#### [Description of the task]
From the entries below, list each line with "name".

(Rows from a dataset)
-----
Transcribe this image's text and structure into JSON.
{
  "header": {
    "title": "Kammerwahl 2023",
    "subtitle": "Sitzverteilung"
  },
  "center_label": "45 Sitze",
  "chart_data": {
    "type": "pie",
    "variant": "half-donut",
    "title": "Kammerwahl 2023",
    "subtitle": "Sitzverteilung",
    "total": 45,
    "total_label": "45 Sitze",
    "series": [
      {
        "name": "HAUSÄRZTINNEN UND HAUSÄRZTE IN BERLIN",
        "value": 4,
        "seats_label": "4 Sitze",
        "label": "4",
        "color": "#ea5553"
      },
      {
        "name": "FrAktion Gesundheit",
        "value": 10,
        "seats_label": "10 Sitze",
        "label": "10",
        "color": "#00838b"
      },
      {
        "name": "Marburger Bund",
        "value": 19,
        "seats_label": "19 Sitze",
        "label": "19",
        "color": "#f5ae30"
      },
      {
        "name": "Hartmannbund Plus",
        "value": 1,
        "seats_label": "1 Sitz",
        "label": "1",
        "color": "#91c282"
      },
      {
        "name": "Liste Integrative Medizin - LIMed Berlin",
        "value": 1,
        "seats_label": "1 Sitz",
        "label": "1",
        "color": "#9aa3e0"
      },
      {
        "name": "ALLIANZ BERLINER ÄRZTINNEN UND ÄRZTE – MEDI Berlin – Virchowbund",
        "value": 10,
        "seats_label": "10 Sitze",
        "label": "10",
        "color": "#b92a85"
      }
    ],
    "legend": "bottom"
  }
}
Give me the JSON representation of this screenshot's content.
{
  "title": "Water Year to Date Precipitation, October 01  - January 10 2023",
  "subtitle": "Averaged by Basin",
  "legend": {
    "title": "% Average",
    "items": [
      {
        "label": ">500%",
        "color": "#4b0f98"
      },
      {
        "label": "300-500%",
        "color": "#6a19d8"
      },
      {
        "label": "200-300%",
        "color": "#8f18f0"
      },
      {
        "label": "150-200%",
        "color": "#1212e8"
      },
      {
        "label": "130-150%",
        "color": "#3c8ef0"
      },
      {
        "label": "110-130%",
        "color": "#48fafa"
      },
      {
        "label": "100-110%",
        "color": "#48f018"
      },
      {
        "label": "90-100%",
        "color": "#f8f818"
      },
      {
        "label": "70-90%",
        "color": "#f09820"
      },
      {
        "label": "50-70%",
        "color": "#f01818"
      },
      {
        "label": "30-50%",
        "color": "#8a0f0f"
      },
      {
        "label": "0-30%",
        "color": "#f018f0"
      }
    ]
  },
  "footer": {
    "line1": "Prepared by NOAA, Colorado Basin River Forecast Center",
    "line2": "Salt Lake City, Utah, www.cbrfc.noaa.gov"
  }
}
-----
#### [Written solution]
        "name": "HAUSÄRZTINNEN UND HAUSÄRZTE IN BERLIN",
        "name": "FrAktion Gesundheit",
        "name": "Marburger Bund",
        "name": "Hartmannbund Plus",
        "name": "Liste Integrative Medizin - LIMed Berlin",
        "name": "ALLIANZ BERLINER ÄRZTINNEN UND ÄRZTE – MEDI Berlin – Virchowbund",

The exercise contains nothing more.